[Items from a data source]
—————

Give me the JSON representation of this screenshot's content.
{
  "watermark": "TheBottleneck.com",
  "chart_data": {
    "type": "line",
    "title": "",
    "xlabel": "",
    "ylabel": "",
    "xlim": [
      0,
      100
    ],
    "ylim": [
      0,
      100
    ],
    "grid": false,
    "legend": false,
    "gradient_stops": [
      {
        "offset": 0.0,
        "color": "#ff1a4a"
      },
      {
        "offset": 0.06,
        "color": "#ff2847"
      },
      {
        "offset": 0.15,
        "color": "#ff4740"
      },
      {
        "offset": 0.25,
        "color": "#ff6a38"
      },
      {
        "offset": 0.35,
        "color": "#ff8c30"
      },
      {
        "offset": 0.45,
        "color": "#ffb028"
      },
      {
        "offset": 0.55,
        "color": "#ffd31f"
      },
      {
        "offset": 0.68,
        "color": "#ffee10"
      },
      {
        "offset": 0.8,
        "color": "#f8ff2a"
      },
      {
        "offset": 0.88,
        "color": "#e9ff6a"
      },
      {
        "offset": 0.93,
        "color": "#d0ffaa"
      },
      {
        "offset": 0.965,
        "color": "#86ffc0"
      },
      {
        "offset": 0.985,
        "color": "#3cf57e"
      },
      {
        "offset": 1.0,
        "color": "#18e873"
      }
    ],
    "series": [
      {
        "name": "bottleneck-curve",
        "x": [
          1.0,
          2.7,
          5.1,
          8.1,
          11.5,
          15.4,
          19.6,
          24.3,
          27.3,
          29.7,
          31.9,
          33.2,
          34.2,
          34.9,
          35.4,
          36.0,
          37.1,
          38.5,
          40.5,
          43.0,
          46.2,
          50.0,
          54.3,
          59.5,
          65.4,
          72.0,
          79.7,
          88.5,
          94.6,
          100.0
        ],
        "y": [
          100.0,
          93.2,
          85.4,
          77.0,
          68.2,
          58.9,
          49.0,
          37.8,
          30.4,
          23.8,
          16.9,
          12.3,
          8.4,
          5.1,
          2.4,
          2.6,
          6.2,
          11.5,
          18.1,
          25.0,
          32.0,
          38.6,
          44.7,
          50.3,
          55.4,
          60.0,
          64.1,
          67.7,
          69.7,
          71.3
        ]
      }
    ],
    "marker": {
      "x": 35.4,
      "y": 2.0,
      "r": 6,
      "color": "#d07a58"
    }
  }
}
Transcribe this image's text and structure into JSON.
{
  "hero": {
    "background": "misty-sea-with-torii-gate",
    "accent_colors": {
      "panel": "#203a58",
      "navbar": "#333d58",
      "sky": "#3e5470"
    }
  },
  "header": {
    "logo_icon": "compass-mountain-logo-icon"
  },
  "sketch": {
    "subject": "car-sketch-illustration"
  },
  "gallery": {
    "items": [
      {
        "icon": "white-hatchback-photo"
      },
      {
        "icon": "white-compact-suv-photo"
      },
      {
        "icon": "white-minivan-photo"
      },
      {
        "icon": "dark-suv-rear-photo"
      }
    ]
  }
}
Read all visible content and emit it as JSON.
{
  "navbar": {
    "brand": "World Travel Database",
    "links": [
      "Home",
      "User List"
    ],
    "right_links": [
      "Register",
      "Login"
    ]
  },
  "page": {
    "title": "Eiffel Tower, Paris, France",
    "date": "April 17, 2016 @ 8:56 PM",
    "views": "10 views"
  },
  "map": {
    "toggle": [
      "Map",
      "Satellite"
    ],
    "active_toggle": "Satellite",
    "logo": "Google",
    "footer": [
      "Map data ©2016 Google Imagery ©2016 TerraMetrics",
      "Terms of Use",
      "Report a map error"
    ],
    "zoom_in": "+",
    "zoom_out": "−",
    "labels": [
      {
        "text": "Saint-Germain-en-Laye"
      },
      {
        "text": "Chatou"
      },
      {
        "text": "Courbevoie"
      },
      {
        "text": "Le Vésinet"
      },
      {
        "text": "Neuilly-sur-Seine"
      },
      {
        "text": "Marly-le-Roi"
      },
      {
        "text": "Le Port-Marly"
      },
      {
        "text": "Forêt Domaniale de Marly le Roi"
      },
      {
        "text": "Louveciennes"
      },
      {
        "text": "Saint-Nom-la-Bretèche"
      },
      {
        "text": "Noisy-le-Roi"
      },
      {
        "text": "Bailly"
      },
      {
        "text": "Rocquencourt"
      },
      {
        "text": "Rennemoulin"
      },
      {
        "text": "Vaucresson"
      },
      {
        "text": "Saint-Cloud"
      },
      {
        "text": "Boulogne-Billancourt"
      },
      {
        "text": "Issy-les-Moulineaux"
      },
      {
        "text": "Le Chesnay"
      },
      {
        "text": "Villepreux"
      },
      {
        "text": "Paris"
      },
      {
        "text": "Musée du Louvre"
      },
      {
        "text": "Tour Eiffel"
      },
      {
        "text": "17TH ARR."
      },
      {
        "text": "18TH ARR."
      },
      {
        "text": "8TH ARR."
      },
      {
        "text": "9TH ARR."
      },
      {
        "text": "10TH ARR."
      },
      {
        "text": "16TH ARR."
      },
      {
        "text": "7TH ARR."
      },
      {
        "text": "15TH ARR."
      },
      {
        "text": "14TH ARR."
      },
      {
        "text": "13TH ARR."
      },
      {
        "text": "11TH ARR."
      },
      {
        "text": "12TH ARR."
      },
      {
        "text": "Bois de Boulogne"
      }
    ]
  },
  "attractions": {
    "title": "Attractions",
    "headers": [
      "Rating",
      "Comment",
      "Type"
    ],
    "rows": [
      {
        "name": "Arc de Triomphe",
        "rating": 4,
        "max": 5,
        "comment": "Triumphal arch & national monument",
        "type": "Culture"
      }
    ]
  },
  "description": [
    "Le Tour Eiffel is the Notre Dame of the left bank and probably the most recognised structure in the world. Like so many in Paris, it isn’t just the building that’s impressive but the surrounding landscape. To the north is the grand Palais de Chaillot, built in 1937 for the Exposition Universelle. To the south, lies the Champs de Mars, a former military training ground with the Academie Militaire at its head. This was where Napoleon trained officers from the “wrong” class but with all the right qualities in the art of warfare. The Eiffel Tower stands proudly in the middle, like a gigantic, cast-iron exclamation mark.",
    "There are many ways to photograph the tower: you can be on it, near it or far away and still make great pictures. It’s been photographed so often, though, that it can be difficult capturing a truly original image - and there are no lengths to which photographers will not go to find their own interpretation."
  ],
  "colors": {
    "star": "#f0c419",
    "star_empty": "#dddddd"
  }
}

—————

WHAT TO PRODUCE: Search the preceding listing for "Marly" and extract every line where it is found.

TASK OUTPUT:
        "text": "Marly-le-Roi"
        "text": "Le Port-Marly"
        "text": "Forêt Domaniale de Marly le Roi"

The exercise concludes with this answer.